Aim -> Check each line of the material below, and copy it if it holds the string "Northeast".

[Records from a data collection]

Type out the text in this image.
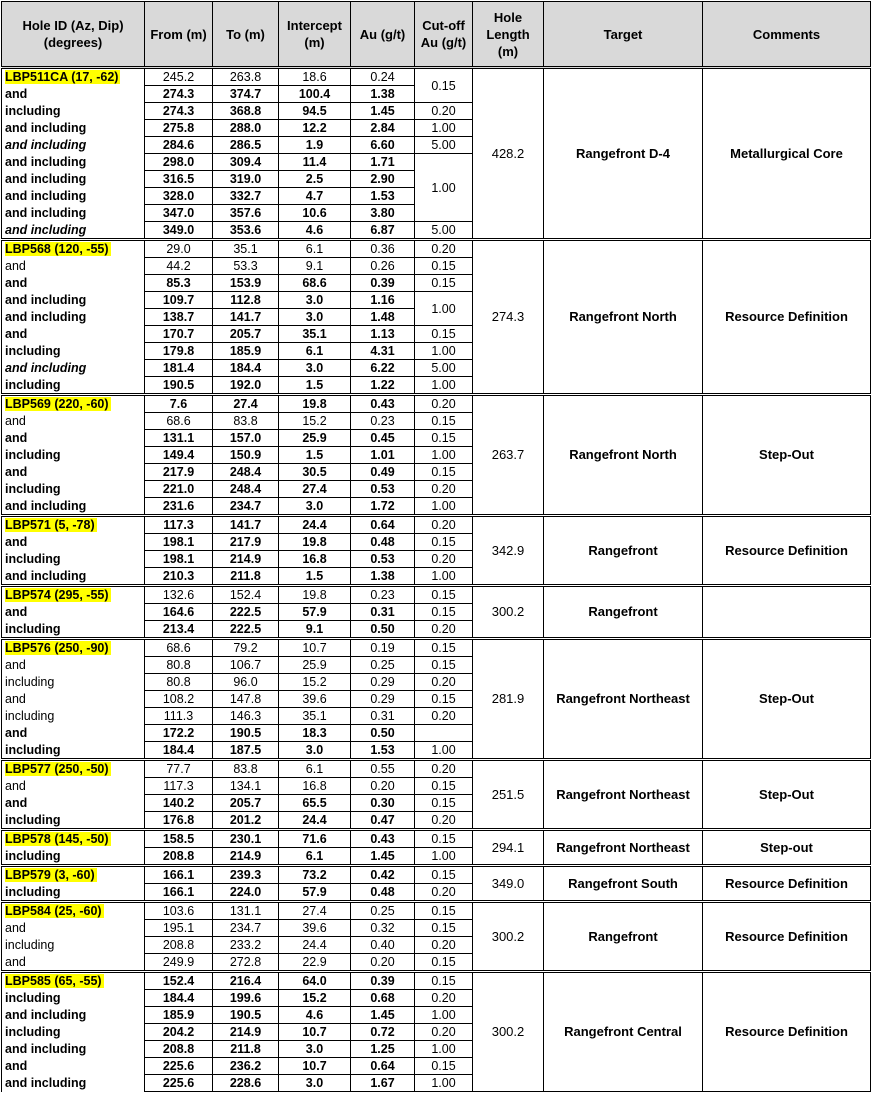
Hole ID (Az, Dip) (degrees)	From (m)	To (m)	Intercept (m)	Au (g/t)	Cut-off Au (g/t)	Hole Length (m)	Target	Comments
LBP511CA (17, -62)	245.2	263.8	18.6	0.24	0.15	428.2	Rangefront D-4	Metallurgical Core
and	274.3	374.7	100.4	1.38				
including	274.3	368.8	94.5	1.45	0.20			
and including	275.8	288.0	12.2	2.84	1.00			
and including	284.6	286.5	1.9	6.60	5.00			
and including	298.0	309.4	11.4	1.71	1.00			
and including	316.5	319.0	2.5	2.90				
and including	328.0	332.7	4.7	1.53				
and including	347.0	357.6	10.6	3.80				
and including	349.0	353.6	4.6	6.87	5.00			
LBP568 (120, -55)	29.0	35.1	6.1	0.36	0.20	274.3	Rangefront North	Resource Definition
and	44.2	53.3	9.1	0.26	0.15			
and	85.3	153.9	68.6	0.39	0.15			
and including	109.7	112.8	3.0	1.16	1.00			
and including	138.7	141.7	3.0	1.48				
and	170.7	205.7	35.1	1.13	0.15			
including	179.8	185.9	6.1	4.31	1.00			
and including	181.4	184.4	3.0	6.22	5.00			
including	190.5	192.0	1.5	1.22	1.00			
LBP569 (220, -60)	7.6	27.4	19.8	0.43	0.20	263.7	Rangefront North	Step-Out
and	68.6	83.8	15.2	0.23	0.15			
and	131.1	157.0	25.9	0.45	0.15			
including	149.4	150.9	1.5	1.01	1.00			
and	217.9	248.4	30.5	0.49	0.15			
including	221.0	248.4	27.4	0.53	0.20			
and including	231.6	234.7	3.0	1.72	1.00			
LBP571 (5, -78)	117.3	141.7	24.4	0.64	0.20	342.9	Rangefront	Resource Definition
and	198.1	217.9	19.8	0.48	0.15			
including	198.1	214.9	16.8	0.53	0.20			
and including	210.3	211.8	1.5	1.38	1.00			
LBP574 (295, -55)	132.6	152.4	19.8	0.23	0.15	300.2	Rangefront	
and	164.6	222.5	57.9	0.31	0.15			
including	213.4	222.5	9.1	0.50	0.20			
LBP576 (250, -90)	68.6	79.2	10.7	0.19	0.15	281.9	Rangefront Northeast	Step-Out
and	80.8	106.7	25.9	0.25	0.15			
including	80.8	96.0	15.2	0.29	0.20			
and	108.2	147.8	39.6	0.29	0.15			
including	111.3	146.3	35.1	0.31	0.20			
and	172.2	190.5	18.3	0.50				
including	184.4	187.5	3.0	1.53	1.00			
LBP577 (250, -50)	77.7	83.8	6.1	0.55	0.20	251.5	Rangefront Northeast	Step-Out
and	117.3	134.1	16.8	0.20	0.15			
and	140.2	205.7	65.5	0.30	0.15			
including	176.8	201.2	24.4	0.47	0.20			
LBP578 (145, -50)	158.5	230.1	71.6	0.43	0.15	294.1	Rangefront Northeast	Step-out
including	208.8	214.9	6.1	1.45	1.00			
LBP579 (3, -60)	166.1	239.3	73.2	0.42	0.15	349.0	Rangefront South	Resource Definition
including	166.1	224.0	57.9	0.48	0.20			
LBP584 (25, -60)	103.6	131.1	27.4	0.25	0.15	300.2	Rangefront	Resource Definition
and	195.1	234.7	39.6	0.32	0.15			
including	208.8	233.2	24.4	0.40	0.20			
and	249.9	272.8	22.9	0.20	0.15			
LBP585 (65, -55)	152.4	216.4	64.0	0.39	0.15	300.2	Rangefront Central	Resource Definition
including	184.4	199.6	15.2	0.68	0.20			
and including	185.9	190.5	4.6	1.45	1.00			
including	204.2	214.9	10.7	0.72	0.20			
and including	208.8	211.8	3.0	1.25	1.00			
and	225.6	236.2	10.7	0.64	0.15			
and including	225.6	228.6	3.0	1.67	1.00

--

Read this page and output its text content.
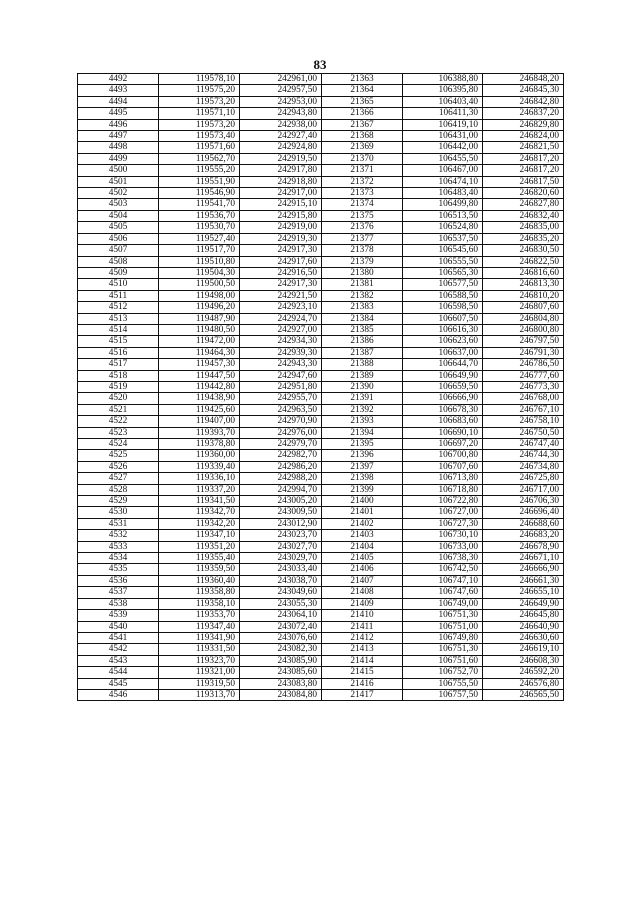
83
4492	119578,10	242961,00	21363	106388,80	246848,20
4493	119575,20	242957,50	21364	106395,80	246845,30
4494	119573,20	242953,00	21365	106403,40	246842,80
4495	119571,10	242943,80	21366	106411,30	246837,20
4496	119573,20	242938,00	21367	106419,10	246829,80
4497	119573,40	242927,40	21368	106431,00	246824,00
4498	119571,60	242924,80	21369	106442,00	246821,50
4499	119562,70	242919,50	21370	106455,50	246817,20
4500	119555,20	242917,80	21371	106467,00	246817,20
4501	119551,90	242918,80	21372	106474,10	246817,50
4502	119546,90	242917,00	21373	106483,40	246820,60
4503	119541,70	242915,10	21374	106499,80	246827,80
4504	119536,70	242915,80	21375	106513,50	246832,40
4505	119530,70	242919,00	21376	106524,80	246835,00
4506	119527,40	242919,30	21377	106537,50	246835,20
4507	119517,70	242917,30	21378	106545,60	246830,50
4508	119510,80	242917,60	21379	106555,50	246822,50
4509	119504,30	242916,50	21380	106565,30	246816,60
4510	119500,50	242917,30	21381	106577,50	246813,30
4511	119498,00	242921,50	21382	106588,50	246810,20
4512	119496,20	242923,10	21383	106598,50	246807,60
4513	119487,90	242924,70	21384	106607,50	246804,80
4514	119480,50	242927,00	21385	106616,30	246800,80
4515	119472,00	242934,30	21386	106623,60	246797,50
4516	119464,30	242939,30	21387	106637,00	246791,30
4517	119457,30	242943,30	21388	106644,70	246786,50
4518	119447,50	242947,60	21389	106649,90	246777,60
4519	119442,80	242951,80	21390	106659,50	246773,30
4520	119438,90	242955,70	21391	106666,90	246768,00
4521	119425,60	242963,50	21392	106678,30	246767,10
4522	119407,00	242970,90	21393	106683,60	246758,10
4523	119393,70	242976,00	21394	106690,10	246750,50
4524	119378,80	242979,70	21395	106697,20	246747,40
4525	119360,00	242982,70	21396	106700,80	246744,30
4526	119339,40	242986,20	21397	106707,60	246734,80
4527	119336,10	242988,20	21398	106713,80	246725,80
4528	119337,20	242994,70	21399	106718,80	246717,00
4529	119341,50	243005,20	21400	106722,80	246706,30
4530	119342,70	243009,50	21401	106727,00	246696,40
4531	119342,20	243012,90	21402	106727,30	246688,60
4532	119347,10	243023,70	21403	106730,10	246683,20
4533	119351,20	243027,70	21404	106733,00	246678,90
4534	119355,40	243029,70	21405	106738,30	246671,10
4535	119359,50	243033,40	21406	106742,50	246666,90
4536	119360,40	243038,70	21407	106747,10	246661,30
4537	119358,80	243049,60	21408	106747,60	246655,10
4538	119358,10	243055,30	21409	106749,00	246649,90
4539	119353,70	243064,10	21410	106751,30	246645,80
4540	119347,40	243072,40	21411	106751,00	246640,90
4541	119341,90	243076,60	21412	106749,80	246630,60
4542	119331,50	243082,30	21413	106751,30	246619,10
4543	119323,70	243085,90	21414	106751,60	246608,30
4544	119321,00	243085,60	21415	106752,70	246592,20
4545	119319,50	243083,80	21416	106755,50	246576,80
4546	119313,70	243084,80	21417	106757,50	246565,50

The response ->
LBP576 (250, -90)	68.6	79.2	10.7	0.19	0.15	281.9	Rangefront Northeast	Step-Out
LBP577 (250, -50)	77.7	83.8	6.1	0.55	0.20	251.5	Rangefront Northeast	Step-Out
LBP578 (145, -50)	158.5	230.1	71.6	0.43	0.15	294.1	Rangefront Northeast	Step-out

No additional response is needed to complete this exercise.